- Entries supplied
◆ ◆ ◆
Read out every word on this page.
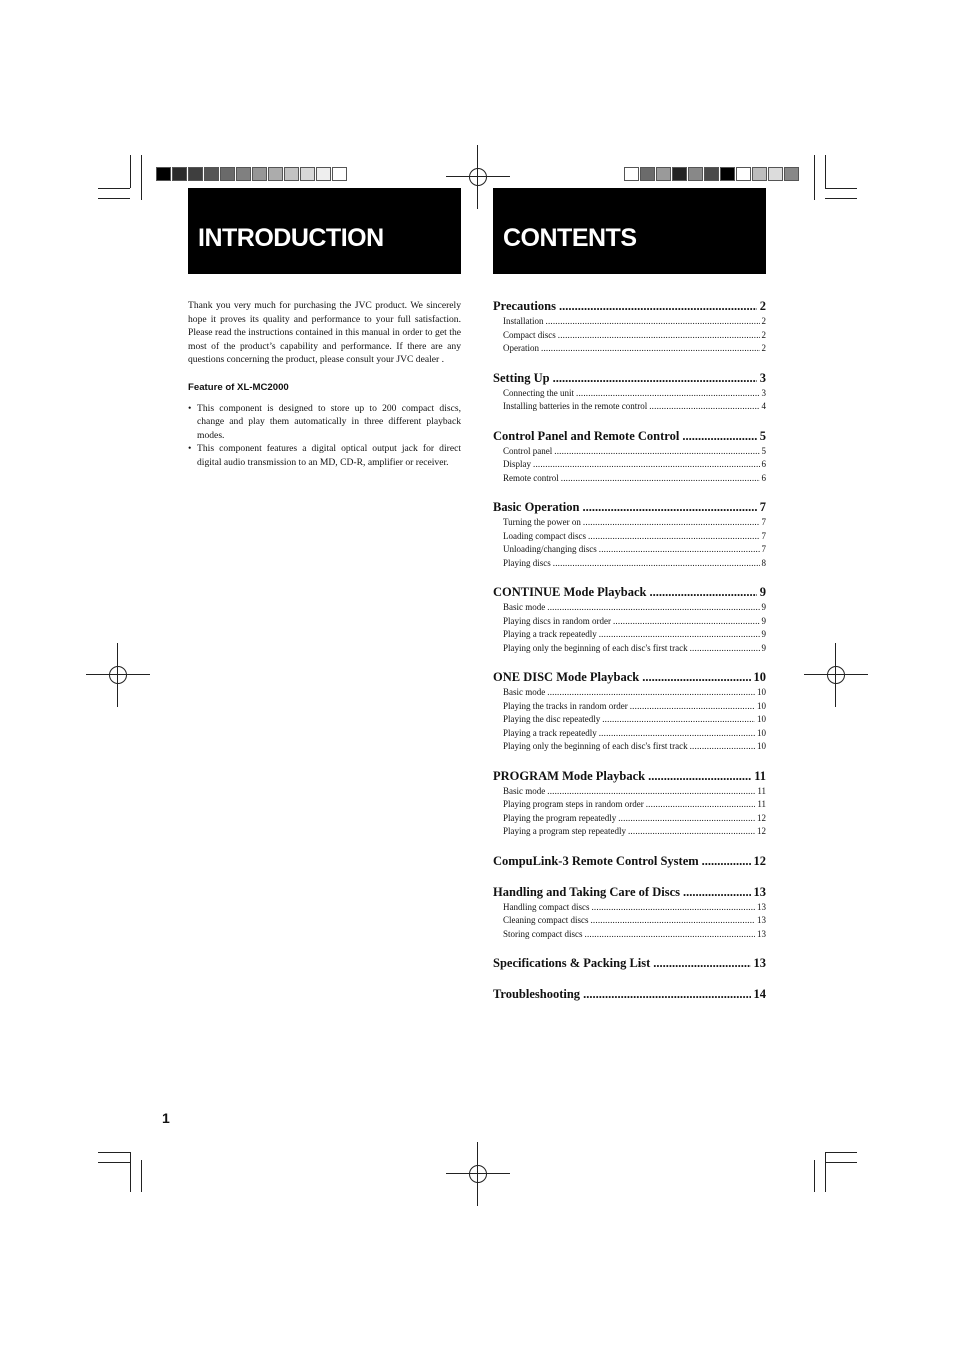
INTRODUCTION	CONTENTS

Thank you very much for purchasing the JVC product. We sincerely hope it proves its quality and performance to your full satisfaction. Please read the instructions contained in this manual in order to get the most of the product’s capability and performance. If there are any questions concerning the product, please consult your JVC dealer .

Feature of XL-MC2000
• This component is designed to store up to 200 compact discs, change and play them automatically in three different playback modes.
• This component features a digital optical output jack for direct digital audio transmission to an MD, CD-R, amplifier or receiver.
Precautions .....	2
Installation .....	2
Compact discs .....	2
Operation .....	2
Setting Up .....	3
Connecting the unit .....	3
Installing batteries in the remote control .....	4
Control Panel and Remote Control .....	5
Control panel .....	5
Display .....	6
Remote control .....	6
Basic Operation .....	7
Turning the power on .....	7
Loading compact discs .....	7
Unloading/changing discs .....	7
Playing discs .....	8
CONTINUE Mode Playback .....	9
Basic mode .....	9
Playing discs in random order .....	9
Playing a track repeatedly .....	9
Playing only the beginning of each disc's first track .....	9
ONE DISC Mode Playback .....	10
Basic mode .....	10
Playing the tracks in random order .....	10
Playing the disc repeatedly .....	10
Playing a track repeatedly .....	10
Playing only the beginning of each disc's first track .....	10
PROGRAM Mode Playback .....	11
Basic mode .....	11
Playing program steps in random order .....	11
Playing the program repeatedly .....	12
Playing a program step repeatedly .....	12
CompuLink-3 Remote Control System .....	12
Handling and Taking Care of Discs .....	13
Handling compact discs .....	13
Cleaning compact discs .....	13
Storing compact discs .....	13
Specifications & Packing List .....	13
Troubleshooting .....	14
1
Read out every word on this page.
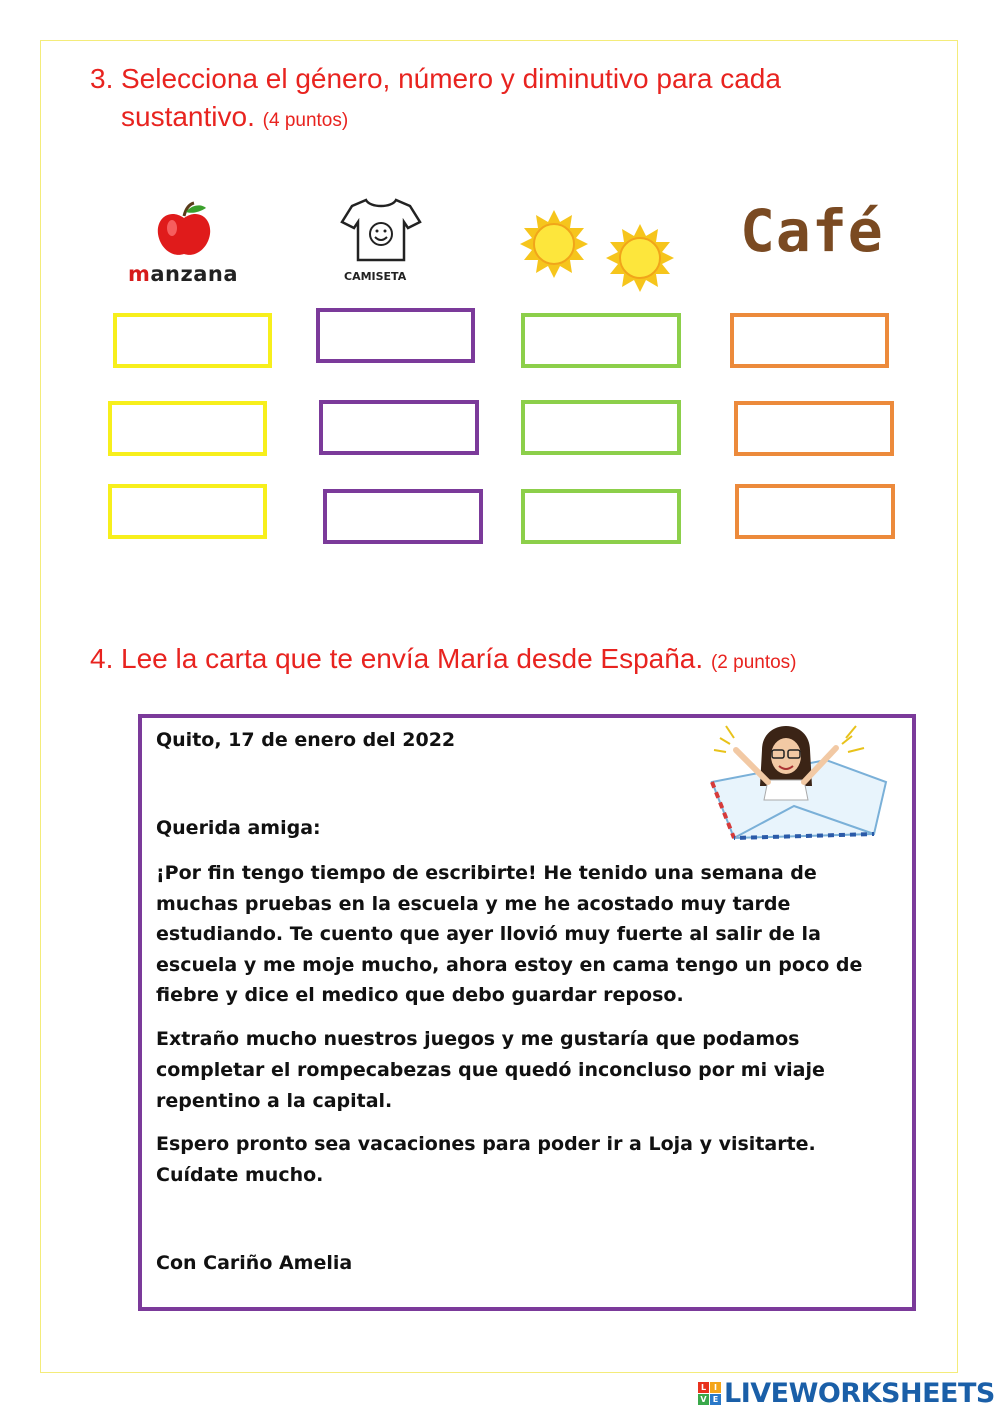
3. Selecciona el género, número y diminutivo para cada
sustantivo. (4 puntos)
manzana	CAMISETA
Café
4. Lee la carta que te envía María desde España. (2 puntos)
Quito, 17 de enero del 2022
Querida amiga:
¡Por fin tengo tiempo de escribirte! He tenido una semana de
muchas pruebas en la escuela y me he acostado muy tarde
estudiando. Te cuento que ayer llovió muy fuerte al salir de la
escuela y me moje mucho, ahora estoy en cama tengo un poco de
fiebre y dice el medico que debo guardar reposo.
Extraño mucho nuestros juegos y me gustaría que podamos
completar el rompecabezas que quedó inconcluso por mi viaje
repentino a la capital.
Espero pronto sea vacaciones para poder ir a Loja y visitarte.
Cuídate mucho.
Con Cariño Amelia
L I
V E LIVEWORKSHEETS
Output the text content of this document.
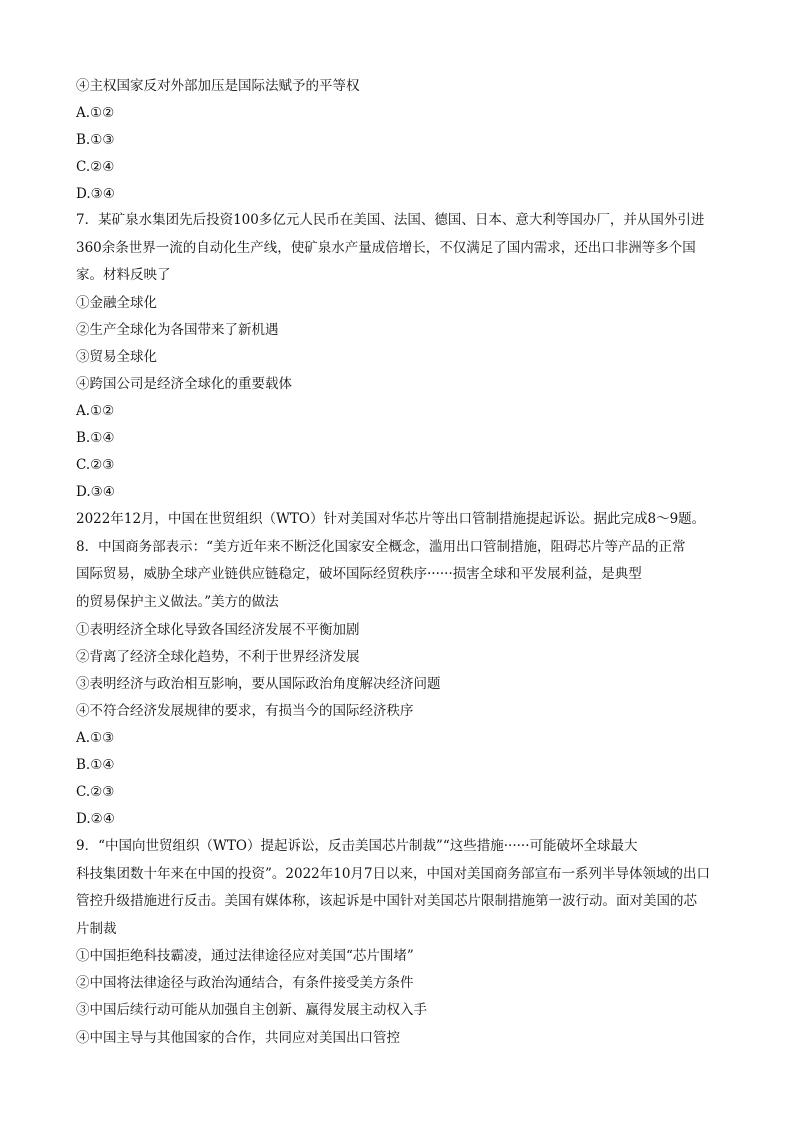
④主权国家反对外部加压是国际法赋予的平等权
A.①②
B.①③
C.②④
D.③④
7．某矿泉水集团先后投资100多亿元人民币在美国、法国、德国、日本、意大利等国办厂，并从国外引进
360余条世界一流的自动化生产线，使矿泉水产量成倍增长，不仅满足了国内需求，还出口非洲等多个国
家。材料反映了
①金融全球化
②生产全球化为各国带来了新机遇
③贸易全球化
④跨国公司是经济全球化的重要载体
A.①②
B.①④
C.②③
D.③④
2022年12月，中国在世贸组织（WTO）针对美国对华芯片等出口管制措施提起诉讼。据此完成8～9题。
8．中国商务部表示：“美方近年来不断泛化国家安全概念，滥用出口管制措施，阻碍芯片等产品的正常
国际贸易，威胁全球产业链供应链稳定，破坏国际经贸秩序······损害全球和平发展利益，是典型
的贸易保护主义做法。”美方的做法
①表明经济全球化导致各国经济发展不平衡加剧
②背离了经济全球化趋势，不利于世界经济发展
③表明经济与政治相互影响，要从国际政治角度解决经济问题
④不符合经济发展规律的要求，有损当今的国际经济秩序
A.①③
B.①④
C.②③
D.②④
9．“中国向世贸组织（WTO）提起诉讼，反击美国芯片制裁”“这些措施······可能破坏全球最大
科技集团数十年来在中国的投资”。2022年10月7日以来，中国对美国商务部宣布一系列半导体领域的出口
管控升级措施进行反击。美国有媒体称，该起诉是中国针对美国芯片限制措施第一波行动。面对美国的芯
片制裁
①中国拒绝科技霸凌，通过法律途径应对美国“芯片围堵”
②中国将法律途径与政治沟通结合，有条件接受美方条件
③中国后续行动可能从加强自主创新、赢得发展主动权入手
④中国主导与其他国家的合作，共同应对美国出口管控
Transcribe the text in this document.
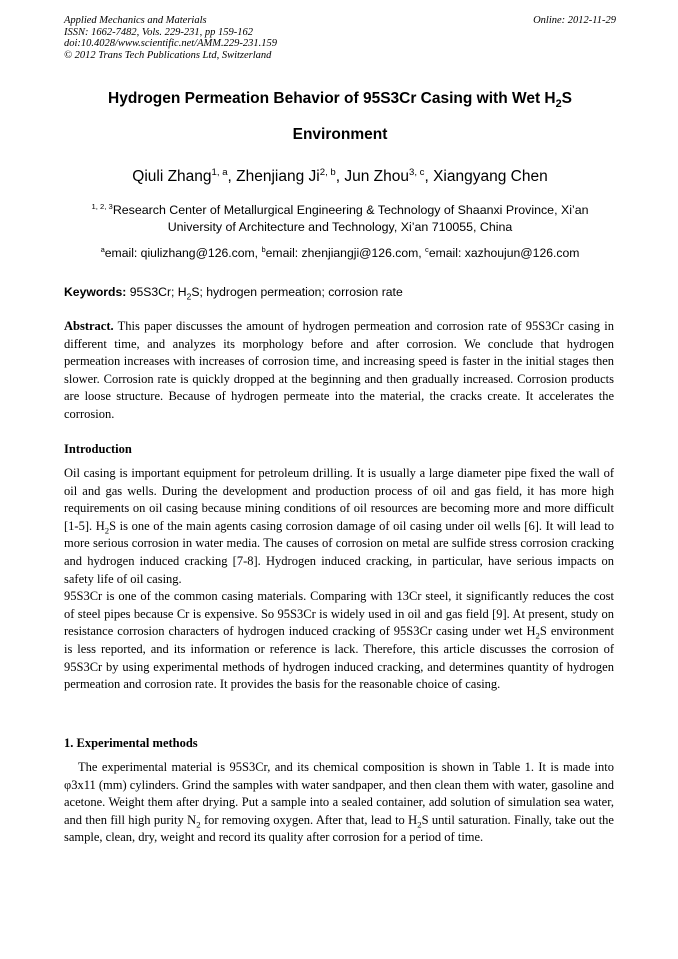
Applied Mechanics and Materials
ISSN: 1662-7482, Vols. 229-231, pp 159-162
doi:10.4028/www.scientific.net/AMM.229-231.159
© 2012 Trans Tech Publications Ltd, Switzerland
Online: 2012-11-29
Hydrogen Permeation Behavior of 95S3Cr Casing with Wet $H_2S$
Environment
Qiuli Zhang$^{1, a}$, Zhenjiang Ji$^{2, b}$, Jun Zhou$^{3, c}$, Xiangyang Chen
$^{1, 2, 3}$Research Center of Metallurgical Engineering & Technology of Shaanxi Province, Xi’an
University of Architecture and Technology, Xi’an 710055, China
$^a$email: qiulizhang@126.com, $^b$email: zhenjiangji@126.com, $^c$email: xazhoujun@126.com
Keywords: 95S3Cr; $H_2S$; hydrogen permeation; corrosion rate
Abstract. This paper discusses the amount of hydrogen permeation and corrosion rate of 95S3Cr casing in different time, and analyzes its morphology before and after corrosion. We conclude that hydrogen permeation increases with increases of corrosion time, and increasing speed is faster in the initial stages then slower. Corrosion rate is quickly dropped at the beginning and then gradually increased. Corrosion products are loose structure. Because of hydrogen permeate into the material, the cracks create. It accelerates the corrosion.
Introduction

Oil casing is important equipment for petroleum drilling. It is usually a large diameter pipe fixed the wall of oil and gas wells. During the development and production process of oil and gas field, it has more high requirements on oil casing because mining conditions of oil resources are becoming more and more difficult [1-5]. $H_2S$ is one of the main agents casing corrosion damage of oil casing under oil wells [6]. It will lead to more serious corrosion in water media. The causes of corrosion on metal are sulfide stress corrosion cracking and hydrogen induced cracking [7-8]. Hydrogen induced cracking, in particular, have serious impacts on safety life of oil casing.

95S3Cr is one of the common casing materials. Comparing with 13Cr steel, it significantly reduces the cost of steel pipes because Cr is expensive. So 95S3Cr is widely used in oil and gas field [9]. At present, study on resistance corrosion characters of hydrogen induced cracking of 95S3Cr casing under wet $H_2S$ environment is less reported, and its information or reference is lack. Therefore, this article discusses the corrosion of 95S3Cr by using experimental methods of hydrogen induced cracking, and determines quantity of hydrogen permeation and corrosion rate. It provides the basis for the reasonable choice of casing.

1. Experimental methods

The experimental material is 95S3Cr, and its chemical composition is shown in Table 1. It is made into φ3x11 (mm) cylinders. Grind the samples with water sandpaper, and then clean them with water, gasoline and acetone. Weight them after drying. Put a sample into a sealed container, add solution of simulation sea water, and then fill high purity $N_2$ for removing oxygen. After that, lead to $H_2S$ until saturation. Finally, take out the sample, clean, dry, weight and record its quality after corrosion for a period of time.
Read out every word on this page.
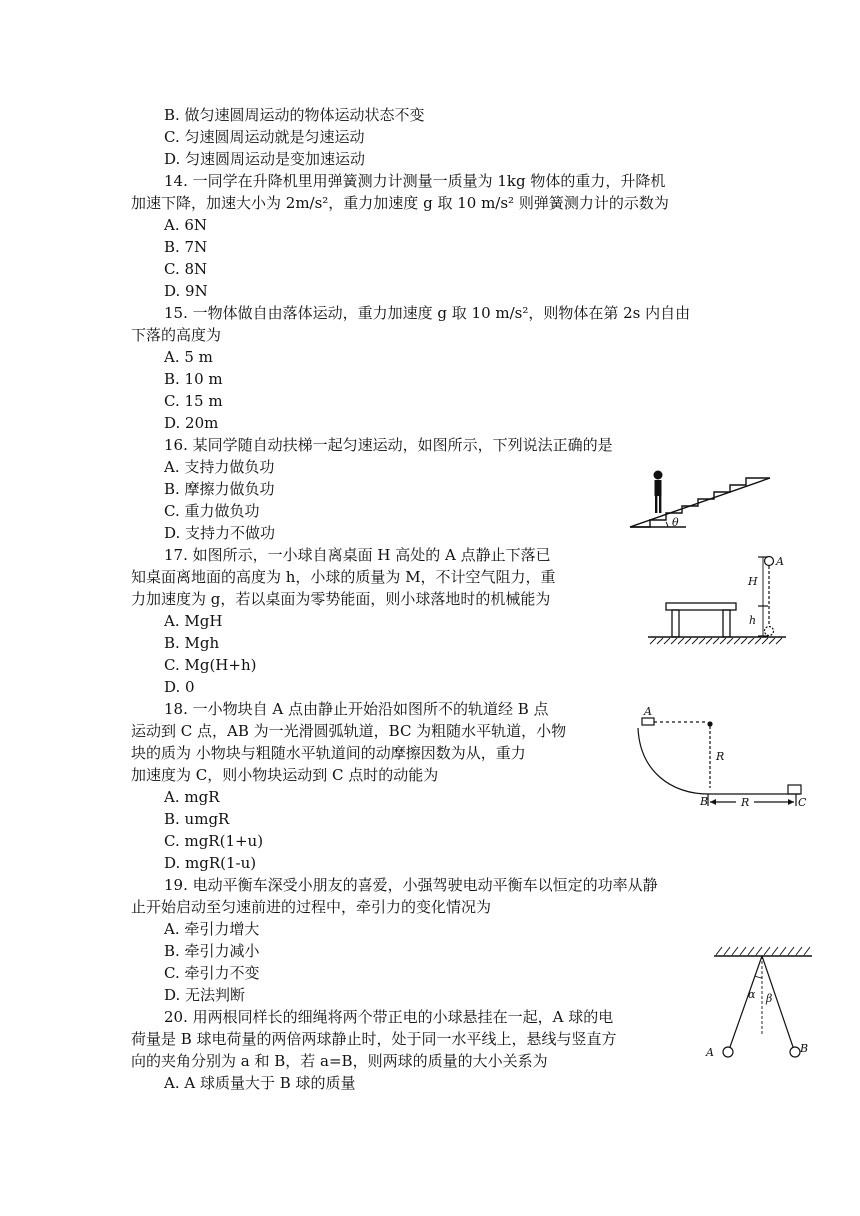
B. 做匀速圆周运动的物体运动状态不变
C. 匀速圆周运动就是匀速运动
D. 匀速圆周运动是变加速运动
14. 一同学在升降机里用弹簧测力计测量一质量为 1kg 物体的重力，升降机
加速下降，加速大小为 2m/s²，重力加速度 g 取 10 m/s² 则弹簧测力计的示数为
A. 6N
B. 7N
C. 8N
D. 9N
15. 一物体做自由落体运动，重力加速度 g 取 10 m/s²，则物体在第 2s 内自由
下落的高度为
A. 5 m
B. 10 m
C. 15 m
D. 20m
16. 某同学随自动扶梯一起匀速运动，如图所示，下列说法正确的是
A. 支持力做负功
B. 摩擦力做负功
C. 重力做负功
D. 支持力不做功
17. 如图所示，一小球自离桌面 H 高处的 A 点静止下落已
知桌面离地面的高度为 h，小球的质量为 M，不计空气阻力，重
力加速度为 g，若以桌面为零势能面，则小球落地时的机械能为
A. MgH
B. Mgh
C. Mg(H+h)
D. 0
18. 一小物块自 A 点由静止开始沿如图所不的轨道经 B 点
运动到 C 点，AB 为一光滑圆弧轨道，BC 为粗随水平轨道，小物
块的质为 小物块与粗随水平轨道间的动摩擦因数为从，重力
加速度为 C，则小物块运动到 C 点时的动能为
A. mgR
B. umgR
C. mgR(1+u)
D. mgR(1-u)
19. 电动平衡车深受小朋友的喜爱，小强驾驶电动平衡车以恒定的功率从静
止开始启动至匀速前进的过程中，牵引力的变化情况为
A. 牵引力增大
B. 牵引力减小
C. 牵引力不变
D. 无法判断
20. 用两根同样长的细绳将两个带正电的小球悬挂在一起，A 球的电
荷量是 B 球电荷量的两倍两球静止时，处于同一水平线上，悬线与竖直方
向的夹角分别为 a 和 B，若 a=B，则两球的质量的大小关系为
A. A 球质量大于 B 球的质量
θ
A
H
h
A
R
B	R	C
α β
A	B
◆ ◆ ◆
- Stated goal
Answer with a single number: the count of lines holding the word "first".

- Written solution
2